What is asked:
Search the listing below for the word "wild" and copy each line that holds it.

Input for this task:
* begin *
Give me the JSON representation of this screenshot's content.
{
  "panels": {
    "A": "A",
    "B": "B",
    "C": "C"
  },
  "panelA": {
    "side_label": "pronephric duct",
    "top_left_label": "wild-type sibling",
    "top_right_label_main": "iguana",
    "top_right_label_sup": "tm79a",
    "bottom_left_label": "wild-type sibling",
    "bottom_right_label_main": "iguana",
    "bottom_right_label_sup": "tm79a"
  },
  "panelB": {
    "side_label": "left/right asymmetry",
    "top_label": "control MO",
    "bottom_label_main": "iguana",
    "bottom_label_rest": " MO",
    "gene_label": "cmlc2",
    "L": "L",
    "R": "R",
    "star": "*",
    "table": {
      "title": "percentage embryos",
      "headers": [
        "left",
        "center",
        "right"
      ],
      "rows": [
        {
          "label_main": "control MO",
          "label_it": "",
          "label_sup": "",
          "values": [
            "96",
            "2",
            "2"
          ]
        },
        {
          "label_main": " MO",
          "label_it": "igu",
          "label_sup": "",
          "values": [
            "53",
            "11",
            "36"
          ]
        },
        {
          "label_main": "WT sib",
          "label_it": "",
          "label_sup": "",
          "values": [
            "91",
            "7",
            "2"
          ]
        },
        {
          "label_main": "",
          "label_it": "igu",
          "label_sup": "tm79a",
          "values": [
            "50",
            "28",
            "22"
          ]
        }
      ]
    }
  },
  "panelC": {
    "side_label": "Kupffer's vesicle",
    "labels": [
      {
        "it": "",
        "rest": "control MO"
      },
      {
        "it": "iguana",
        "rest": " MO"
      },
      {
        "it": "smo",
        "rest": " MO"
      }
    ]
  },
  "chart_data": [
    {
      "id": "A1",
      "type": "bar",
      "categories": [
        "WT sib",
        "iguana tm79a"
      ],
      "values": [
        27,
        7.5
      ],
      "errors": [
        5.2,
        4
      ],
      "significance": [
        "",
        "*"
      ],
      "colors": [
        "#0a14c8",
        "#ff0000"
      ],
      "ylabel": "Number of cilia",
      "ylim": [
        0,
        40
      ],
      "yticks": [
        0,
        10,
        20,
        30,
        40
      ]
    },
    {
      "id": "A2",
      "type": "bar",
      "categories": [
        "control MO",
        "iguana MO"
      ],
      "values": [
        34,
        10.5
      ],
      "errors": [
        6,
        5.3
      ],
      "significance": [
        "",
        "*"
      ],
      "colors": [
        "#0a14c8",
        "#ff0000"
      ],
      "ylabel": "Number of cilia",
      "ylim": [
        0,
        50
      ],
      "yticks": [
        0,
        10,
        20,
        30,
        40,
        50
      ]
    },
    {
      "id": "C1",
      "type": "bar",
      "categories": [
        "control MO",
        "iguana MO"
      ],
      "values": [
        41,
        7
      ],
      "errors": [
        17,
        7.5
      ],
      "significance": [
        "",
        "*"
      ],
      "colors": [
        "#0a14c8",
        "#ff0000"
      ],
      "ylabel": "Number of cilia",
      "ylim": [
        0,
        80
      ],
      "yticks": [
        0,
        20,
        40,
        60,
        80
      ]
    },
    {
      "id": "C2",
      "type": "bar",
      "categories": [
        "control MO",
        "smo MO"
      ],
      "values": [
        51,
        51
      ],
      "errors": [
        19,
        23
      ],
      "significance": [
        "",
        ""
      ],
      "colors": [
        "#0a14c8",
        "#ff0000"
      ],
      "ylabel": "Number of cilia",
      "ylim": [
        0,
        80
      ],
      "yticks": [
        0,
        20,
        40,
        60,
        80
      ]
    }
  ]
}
* end *
Full output:
    "top_left_label": "wild-type sibling",
    "bottom_left_label": "wild-type sibling",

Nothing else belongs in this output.